## Start
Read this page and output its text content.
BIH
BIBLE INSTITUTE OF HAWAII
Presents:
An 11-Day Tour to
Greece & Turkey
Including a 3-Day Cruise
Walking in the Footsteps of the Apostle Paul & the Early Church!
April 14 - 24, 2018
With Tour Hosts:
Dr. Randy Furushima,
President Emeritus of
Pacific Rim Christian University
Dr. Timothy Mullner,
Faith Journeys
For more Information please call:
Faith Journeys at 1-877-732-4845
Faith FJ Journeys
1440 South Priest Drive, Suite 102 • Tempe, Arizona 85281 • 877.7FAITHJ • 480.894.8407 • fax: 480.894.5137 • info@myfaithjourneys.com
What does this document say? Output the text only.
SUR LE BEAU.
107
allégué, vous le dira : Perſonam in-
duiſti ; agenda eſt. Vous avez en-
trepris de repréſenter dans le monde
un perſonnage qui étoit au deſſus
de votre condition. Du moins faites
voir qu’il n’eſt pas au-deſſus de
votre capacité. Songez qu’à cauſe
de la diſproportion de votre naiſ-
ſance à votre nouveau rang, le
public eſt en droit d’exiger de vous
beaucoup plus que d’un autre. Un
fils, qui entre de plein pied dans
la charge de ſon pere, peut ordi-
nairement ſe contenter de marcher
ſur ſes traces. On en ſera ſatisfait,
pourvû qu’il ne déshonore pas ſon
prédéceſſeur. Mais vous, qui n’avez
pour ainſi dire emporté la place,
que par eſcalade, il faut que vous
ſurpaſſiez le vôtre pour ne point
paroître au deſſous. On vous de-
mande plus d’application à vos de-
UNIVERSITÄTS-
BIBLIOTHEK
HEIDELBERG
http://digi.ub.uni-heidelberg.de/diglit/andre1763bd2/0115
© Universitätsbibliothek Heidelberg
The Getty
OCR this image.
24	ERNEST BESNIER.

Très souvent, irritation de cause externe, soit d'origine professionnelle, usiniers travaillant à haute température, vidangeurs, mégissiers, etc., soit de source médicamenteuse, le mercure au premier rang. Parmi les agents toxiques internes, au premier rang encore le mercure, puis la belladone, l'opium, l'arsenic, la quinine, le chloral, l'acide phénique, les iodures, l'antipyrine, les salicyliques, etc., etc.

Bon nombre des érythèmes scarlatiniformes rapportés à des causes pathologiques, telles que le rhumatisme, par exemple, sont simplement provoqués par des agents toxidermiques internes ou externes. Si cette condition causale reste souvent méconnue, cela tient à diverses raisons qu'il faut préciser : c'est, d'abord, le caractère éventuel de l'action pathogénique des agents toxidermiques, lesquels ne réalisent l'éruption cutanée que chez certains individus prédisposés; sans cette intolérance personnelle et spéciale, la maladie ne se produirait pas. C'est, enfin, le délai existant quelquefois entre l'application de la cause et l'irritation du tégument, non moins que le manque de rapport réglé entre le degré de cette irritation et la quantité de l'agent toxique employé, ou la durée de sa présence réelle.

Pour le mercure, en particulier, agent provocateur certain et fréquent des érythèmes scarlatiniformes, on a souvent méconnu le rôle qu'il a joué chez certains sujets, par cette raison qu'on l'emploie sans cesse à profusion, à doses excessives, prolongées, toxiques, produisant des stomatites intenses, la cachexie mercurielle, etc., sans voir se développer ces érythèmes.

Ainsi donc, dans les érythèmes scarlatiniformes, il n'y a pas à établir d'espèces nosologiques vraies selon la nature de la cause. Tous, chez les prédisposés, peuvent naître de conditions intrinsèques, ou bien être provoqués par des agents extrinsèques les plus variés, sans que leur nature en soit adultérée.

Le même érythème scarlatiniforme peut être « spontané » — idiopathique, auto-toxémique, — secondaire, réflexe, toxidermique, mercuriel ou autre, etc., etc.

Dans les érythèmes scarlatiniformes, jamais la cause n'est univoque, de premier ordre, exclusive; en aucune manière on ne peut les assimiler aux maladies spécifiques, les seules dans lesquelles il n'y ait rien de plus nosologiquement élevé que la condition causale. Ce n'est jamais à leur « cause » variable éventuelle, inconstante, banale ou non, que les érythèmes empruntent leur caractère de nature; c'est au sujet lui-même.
## End
SET PROBLEM => Search the lines above for the string "autre", then show every one that has it.

COMPLETE RESPONSE =>
beaucoup plus que d’un autre. Un
Le même érythème scarlatiniforme peut être « spontané » — idiopathique, auto-toxémique, — secondaire, réflexe, toxidermique, mercuriel ou autre, etc., etc.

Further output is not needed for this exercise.